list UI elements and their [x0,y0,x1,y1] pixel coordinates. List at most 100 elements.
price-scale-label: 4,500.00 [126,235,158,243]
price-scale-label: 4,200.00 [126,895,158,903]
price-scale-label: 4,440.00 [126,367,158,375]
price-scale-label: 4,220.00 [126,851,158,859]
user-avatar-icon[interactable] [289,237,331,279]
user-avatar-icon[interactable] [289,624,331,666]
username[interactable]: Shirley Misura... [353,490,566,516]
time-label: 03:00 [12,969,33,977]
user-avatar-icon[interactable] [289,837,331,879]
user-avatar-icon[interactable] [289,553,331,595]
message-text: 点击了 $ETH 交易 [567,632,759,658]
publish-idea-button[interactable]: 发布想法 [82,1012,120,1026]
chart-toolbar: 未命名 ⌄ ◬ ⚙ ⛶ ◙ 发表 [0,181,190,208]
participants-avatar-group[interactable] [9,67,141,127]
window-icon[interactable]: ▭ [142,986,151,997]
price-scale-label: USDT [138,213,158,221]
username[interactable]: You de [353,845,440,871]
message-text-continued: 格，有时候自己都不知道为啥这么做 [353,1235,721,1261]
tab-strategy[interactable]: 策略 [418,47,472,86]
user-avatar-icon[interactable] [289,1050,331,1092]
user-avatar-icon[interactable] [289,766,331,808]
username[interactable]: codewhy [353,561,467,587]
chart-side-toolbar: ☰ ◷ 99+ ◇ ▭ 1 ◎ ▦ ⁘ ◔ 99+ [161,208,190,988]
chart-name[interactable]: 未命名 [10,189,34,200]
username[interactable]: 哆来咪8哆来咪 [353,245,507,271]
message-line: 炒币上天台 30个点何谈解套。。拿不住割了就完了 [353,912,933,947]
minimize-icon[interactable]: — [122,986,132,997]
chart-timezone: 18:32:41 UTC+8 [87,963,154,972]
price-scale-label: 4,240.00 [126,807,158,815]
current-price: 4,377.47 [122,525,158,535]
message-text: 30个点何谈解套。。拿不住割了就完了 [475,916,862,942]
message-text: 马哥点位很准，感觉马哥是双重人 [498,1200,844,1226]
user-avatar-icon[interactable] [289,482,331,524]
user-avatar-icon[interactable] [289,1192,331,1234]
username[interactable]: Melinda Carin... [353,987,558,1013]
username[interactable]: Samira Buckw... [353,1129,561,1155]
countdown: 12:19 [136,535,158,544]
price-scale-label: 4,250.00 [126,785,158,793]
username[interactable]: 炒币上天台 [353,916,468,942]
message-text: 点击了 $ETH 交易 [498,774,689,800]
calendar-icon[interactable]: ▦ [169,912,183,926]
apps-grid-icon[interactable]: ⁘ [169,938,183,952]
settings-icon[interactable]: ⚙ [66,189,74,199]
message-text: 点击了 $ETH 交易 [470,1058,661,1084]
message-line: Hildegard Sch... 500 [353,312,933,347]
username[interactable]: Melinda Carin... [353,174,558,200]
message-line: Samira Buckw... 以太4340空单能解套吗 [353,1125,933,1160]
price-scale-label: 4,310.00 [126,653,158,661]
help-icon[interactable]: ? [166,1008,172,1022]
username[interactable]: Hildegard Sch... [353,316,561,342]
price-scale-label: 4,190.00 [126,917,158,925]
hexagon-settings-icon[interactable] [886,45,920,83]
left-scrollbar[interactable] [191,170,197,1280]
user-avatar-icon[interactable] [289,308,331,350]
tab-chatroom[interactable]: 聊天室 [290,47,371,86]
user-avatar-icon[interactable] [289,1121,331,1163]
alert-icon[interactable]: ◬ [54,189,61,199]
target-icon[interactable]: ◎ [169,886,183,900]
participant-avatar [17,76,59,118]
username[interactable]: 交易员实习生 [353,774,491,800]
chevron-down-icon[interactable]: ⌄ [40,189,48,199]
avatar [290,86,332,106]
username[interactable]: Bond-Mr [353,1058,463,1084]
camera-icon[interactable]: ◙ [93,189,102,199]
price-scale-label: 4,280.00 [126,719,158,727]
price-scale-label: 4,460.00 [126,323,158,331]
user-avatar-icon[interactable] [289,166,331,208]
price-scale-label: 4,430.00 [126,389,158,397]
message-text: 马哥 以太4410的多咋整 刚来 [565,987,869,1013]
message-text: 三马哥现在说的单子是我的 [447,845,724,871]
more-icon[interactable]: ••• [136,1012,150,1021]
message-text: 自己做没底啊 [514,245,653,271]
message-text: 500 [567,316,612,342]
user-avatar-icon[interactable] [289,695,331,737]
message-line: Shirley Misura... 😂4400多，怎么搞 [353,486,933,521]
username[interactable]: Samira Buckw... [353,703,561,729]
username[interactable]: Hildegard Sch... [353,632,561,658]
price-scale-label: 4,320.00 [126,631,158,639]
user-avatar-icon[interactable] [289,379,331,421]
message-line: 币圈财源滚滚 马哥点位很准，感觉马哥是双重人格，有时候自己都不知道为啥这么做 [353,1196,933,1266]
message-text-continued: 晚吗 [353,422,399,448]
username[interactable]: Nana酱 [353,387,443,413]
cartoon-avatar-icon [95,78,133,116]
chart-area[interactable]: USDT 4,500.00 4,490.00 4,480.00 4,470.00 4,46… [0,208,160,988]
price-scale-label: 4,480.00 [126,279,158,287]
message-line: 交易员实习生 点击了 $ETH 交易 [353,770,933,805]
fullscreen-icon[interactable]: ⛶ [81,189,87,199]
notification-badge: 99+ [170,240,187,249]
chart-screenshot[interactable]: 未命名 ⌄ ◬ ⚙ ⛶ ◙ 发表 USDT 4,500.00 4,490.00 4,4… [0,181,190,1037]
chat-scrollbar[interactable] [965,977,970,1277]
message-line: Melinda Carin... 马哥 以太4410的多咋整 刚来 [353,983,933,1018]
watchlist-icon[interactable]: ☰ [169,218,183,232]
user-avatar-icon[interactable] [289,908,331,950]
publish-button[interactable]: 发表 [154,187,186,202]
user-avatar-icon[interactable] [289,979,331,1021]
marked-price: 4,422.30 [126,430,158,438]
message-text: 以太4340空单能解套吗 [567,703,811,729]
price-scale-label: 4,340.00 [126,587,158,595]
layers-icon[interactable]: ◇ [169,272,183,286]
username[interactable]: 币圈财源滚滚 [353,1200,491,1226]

━━━

## Exercise details
Can you reproduce the entries verbatim, from the first line through the line containing "apps-grid-icon[interactable]: ⁘ [169,938,183,952]", including that line?

## Answer to the problem
list UI elements and their [x0,y0,x1,y1] pixel coordinates. List at most 100 elements.
price-scale-label: 4,500.00 [126,235,158,243]
price-scale-label: 4,200.00 [126,895,158,903]
price-scale-label: 4,440.00 [126,367,158,375]
price-scale-label: 4,220.00 [126,851,158,859]
user-avatar-icon[interactable] [289,237,331,279]
user-avatar-icon[interactable] [289,624,331,666]
username[interactable]: Shirley Misura... [353,490,566,516]
time-label: 03:00 [12,969,33,977]
user-avatar-icon[interactable] [289,837,331,879]
user-avatar-icon[interactable] [289,553,331,595]
message-text: 点击了 $ETH 交易 [567,632,759,658]
publish-idea-button[interactable]: 发布想法 [82,1012,120,1026]
chart-toolbar: 未命名 ⌄ ◬ ⚙ ⛶ ◙ 发表 [0,181,190,208]
participants-avatar-group[interactable] [9,67,141,127]
window-icon[interactable]: ▭ [142,986,151,997]
price-scale-label: USDT [138,213,158,221]
username[interactable]: You de [353,845,440,871]
message-text-continued: 格，有时候自己都不知道为啥这么做 [353,1235,721,1261]
tab-strategy[interactable]: 策略 [418,47,472,86]
user-avatar-icon[interactable] [289,1050,331,1092]
user-avatar-icon[interactable] [289,766,331,808]
username[interactable]: codewhy [353,561,467,587]
chart-side-toolbar: ☰ ◷ 99+ ◇ ▭ 1 ◎ ▦ ⁘ ◔ 99+ [161,208,190,988]
chart-name[interactable]: 未命名 [10,189,34,200]
username[interactable]: 哆来咪8哆来咪 [353,245,507,271]
message-line: 炒币上天台 30个点何谈解套。。拿不住割了就完了 [353,912,933,947]
minimize-icon[interactable]: — [122,986,132,997]
chart-timezone: 18:32:41 UTC+8 [87,963,154,972]
price-scale-label: 4,240.00 [126,807,158,815]
current-price: 4,377.47 [122,525,158,535]
message-text: 30个点何谈解套。。拿不住割了就完了 [475,916,862,942]
message-text: 马哥点位很准，感觉马哥是双重人 [498,1200,844,1226]
user-avatar-icon[interactable] [289,482,331,524]
user-avatar-icon[interactable] [289,1192,331,1234]
username[interactable]: Melinda Carin... [353,987,558,1013]
username[interactable]: Samira Buckw... [353,1129,561,1155]
countdown: 12:19 [136,535,158,544]
price-scale-label: 4,250.00 [126,785,158,793]
username[interactable]: 炒币上天台 [353,916,468,942]
message-text: 点击了 $ETH 交易 [498,774,689,800]
calendar-icon[interactable]: ▦ [169,912,183,926]
apps-grid-icon[interactable]: ⁘ [169,938,183,952]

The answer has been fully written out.